WHAT YOU ARE ASKED TO DO -
Pictures do not belong in the copy. Return all of the entries exactly.

begin SUPPLIED INFORMATION

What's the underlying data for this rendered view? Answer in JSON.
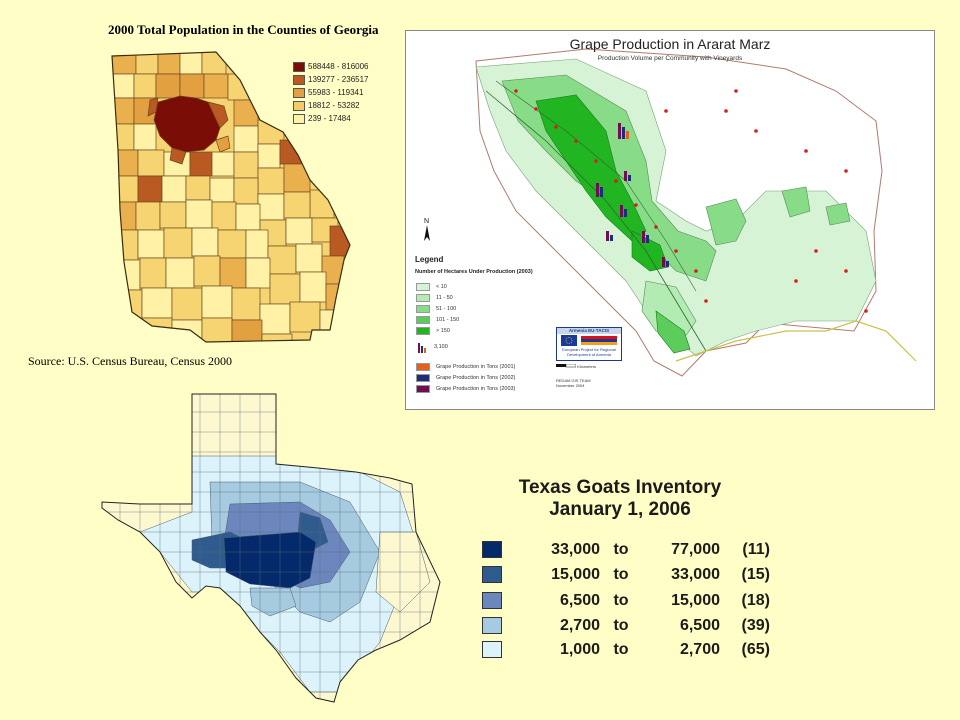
{
  "georgia": {
    "title": "2000 Total Population in the Counties of Georgia",
    "source": "Source: U.S. Census Bureau, Census 2000",
    "legend": [
      {
        "label": "588448 - 816006",
        "color": "#7a0e06"
      },
      {
        "label": "139277 - 236517",
        "color": "#b85a22"
      },
      {
        "label": "55983 - 119341",
        "color": "#e3a040"
      },
      {
        "label": "18812 - 53282",
        "color": "#f3cb68"
      },
      {
        "label": "239 - 17484",
        "color": "#fff1a6"
      }
    ]
  },
  "armenia": {
    "title": "Grape Production in Ararat Marz",
    "subtitle": "Production Volume per Community with Vineyards",
    "north_label": "N",
    "legend_title": "Legend",
    "legend_subtitle": "Number of Hectares Under Production (2003)",
    "hectare_classes": [
      {
        "label": "< 10",
        "color": "#d6f3d6"
      },
      {
        "label": "11 - 50",
        "color": "#b4ebb4"
      },
      {
        "label": "51 - 100",
        "color": "#88dc88"
      },
      {
        "label": "101 - 150",
        "color": "#5ccd5c"
      },
      {
        "label": "> 150",
        "color": "#22b522"
      }
    ],
    "symbol_label": "3,100",
    "production_series": [
      {
        "label": "Grape Production in Tons (2001)",
        "color": "#e4601c"
      },
      {
        "label": "Grape Production in Tons (2002)",
        "color": "#1c2d7a"
      },
      {
        "label": "Grape Production in Tons (2003)",
        "color": "#6e0f4f"
      }
    ],
    "eu_header": "Armenia EU-TACIS",
    "eu_text": "European Project for Regional Development of Armenia",
    "scale_label": "Kilometers",
    "team_line1": "REDAM GIS TEAM",
    "team_line2": "November 2004"
  },
  "texas": {
    "title_line1": "Texas Goats Inventory",
    "title_line2": "January 1, 2006",
    "legend": [
      {
        "low": "33,000",
        "to": "to",
        "high": "77,000",
        "count": "(11)",
        "color": "#052a6b"
      },
      {
        "low": "15,000",
        "to": "to",
        "high": "33,000",
        "count": "(15)",
        "color": "#2f5b8f"
      },
      {
        "low": "6,500",
        "to": "to",
        "high": "15,000",
        "count": "(18)",
        "color": "#6b87be"
      },
      {
        "low": "2,700",
        "to": "to",
        "high": "6,500",
        "count": "(39)",
        "color": "#a6cbe0"
      },
      {
        "low": "1,000",
        "to": "to",
        "high": "2,700",
        "count": "(65)",
        "color": "#ddf3fb"
      }
    ]
  }
}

end SUPPLIED INFORMATION

ANSWER TO THE PROBLEM -
What's the underlying data for this rendered view? Answer in JSON.
{
  "georgia": {
    "title": "2000 Total Population in the Counties of Georgia",
    "source": "Source: U.S. Census Bureau, Census 2000",
    "legend": [
      {
        "label": "588448 - 816006",
        "color": "#7a0e06"
      },
      {
        "label": "139277 - 236517",
        "color": "#b85a22"
      },
      {
        "label": "55983 - 119341",
        "color": "#e3a040"
      },
      {
        "label": "18812 - 53282",
        "color": "#f3cb68"
      },
      {
        "label": "239 - 17484",
        "color": "#fff1a6"
      }
    ]
  },
  "armenia": {
    "title": "Grape Production in Ararat Marz",
    "subtitle": "Production Volume per Community with Vineyards",
    "north_label": "N",
    "legend_title": "Legend",
    "legend_subtitle": "Number of Hectares Under Production (2003)",
    "hectare_classes": [
      {
        "label": "< 10",
        "color": "#d6f3d6"
      },
      {
        "label": "11 - 50",
        "color": "#b4ebb4"
      },
      {
        "label": "51 - 100",
        "color": "#88dc88"
      },
      {
        "label": "101 - 150",
        "color": "#5ccd5c"
      },
      {
        "label": "> 150",
        "color": "#22b522"
      }
    ],
    "symbol_label": "3,100",
    "production_series": [
      {
        "label": "Grape Production in Tons (2001)",
        "color": "#e4601c"
      },
      {
        "label": "Grape Production in Tons (2002)",
        "color": "#1c2d7a"
      },
      {
        "label": "Grape Production in Tons (2003)",
        "color": "#6e0f4f"
      }
    ],
    "eu_header": "Armenia EU-TACIS",
    "eu_text": "European Project for Regional Development of Armenia",
    "scale_label": "Kilometers",
    "team_line1": "REDAM GIS TEAM",
    "team_line2": "November 2004"
  },
  "texas": {
    "title_line1": "Texas Goats Inventory",
    "title_line2": "January 1, 2006",
    "legend": [
      {
        "low": "33,000",
        "to": "to",
        "high": "77,000",
        "count": "(11)",
        "color": "#052a6b"
      },
      {
        "low": "15,000",
        "to": "to",
        "high": "33,000",
        "count": "(15)",
        "color": "#2f5b8f"
      },
      {
        "low": "6,500",
        "to": "to",
        "high": "15,000",
        "count": "(18)",
        "color": "#6b87be"
      },
      {
        "low": "2,700",
        "to": "to",
        "high": "6,500",
        "count": "(39)",
        "color": "#a6cbe0"
      },
      {
        "low": "1,000",
        "to": "to",
        "high": "2,700",
        "count": "(65)",
        "color": "#ddf3fb"
      }
    ]
  }
}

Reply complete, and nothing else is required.